• [Short exercise] Transcribe the listing that follows in full, omitting pictures.

— Start Information shown —

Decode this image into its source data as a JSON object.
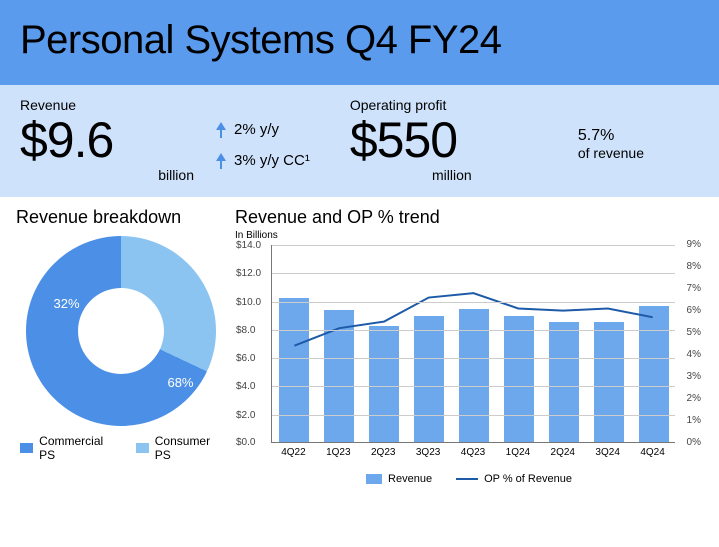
{
  "header": {
    "title": "Personal Systems Q4 FY24"
  },
  "metrics": {
    "revenue": {
      "label": "Revenue",
      "value": "$9.6",
      "unit": "billion"
    },
    "yoy1": "2% y/y",
    "yoy2": "3% y/y CC¹",
    "op": {
      "label": "Operating profit",
      "value": "$550",
      "unit": "million"
    },
    "op_pct": "5.7%",
    "op_pct_sub": "of revenue"
  },
  "donut": {
    "title": "Revenue breakdown",
    "commercial": {
      "label": "Commercial PS",
      "pct": 68,
      "pct_label": "68%",
      "color": "#4b8fe6"
    },
    "consumer": {
      "label": "Consumer PS",
      "pct": 32,
      "pct_label": "32%",
      "color": "#8bc4f0"
    }
  },
  "trend": {
    "title": "Revenue and OP % trend",
    "unit": "In Billions",
    "categories": [
      "4Q22",
      "1Q23",
      "2Q23",
      "3Q23",
      "4Q23",
      "1Q24",
      "2Q24",
      "3Q24",
      "4Q24"
    ],
    "bar_color": "#6ea8ec",
    "line_color": "#1d5aa8",
    "left_axis": {
      "min": 0,
      "max": 14,
      "step": 2,
      "fmt_prefix": "$",
      "fmt_suffix": ".0"
    },
    "right_axis": {
      "min": 0,
      "max": 9,
      "step": 1,
      "fmt_suffix": "%"
    },
    "revenue": [
      10.2,
      9.3,
      8.2,
      8.9,
      9.4,
      8.9,
      8.5,
      8.5,
      9.6
    ],
    "op_pct": [
      4.4,
      5.2,
      5.5,
      6.6,
      6.8,
      6.1,
      6.0,
      6.1,
      5.7
    ],
    "legend_bar": "Revenue",
    "legend_line": "OP % of Revenue"
  }
}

— End Information shown —

• [Finished answer]
Decode this image into its source data as a JSON object.
{
  "header": {
    "title": "Personal Systems Q4 FY24"
  },
  "metrics": {
    "revenue": {
      "label": "Revenue",
      "value": "$9.6",
      "unit": "billion"
    },
    "yoy1": "2% y/y",
    "yoy2": "3% y/y CC¹",
    "op": {
      "label": "Operating profit",
      "value": "$550",
      "unit": "million"
    },
    "op_pct": "5.7%",
    "op_pct_sub": "of revenue"
  },
  "donut": {
    "title": "Revenue breakdown",
    "commercial": {
      "label": "Commercial PS",
      "pct": 68,
      "pct_label": "68%",
      "color": "#4b8fe6"
    },
    "consumer": {
      "label": "Consumer PS",
      "pct": 32,
      "pct_label": "32%",
      "color": "#8bc4f0"
    }
  },
  "trend": {
    "title": "Revenue and OP % trend",
    "unit": "In Billions",
    "categories": [
      "4Q22",
      "1Q23",
      "2Q23",
      "3Q23",
      "4Q23",
      "1Q24",
      "2Q24",
      "3Q24",
      "4Q24"
    ],
    "bar_color": "#6ea8ec",
    "line_color": "#1d5aa8",
    "left_axis": {
      "min": 0,
      "max": 14,
      "step": 2,
      "fmt_prefix": "$",
      "fmt_suffix": ".0"
    },
    "right_axis": {
      "min": 0,
      "max": 9,
      "step": 1,
      "fmt_suffix": "%"
    },
    "revenue": [
      10.2,
      9.3,
      8.2,
      8.9,
      9.4,
      8.9,
      8.5,
      8.5,
      9.6
    ],
    "op_pct": [
      4.4,
      5.2,
      5.5,
      6.6,
      6.8,
      6.1,
      6.0,
      6.1,
      5.7
    ],
    "legend_bar": "Revenue",
    "legend_line": "OP % of Revenue"
  }
}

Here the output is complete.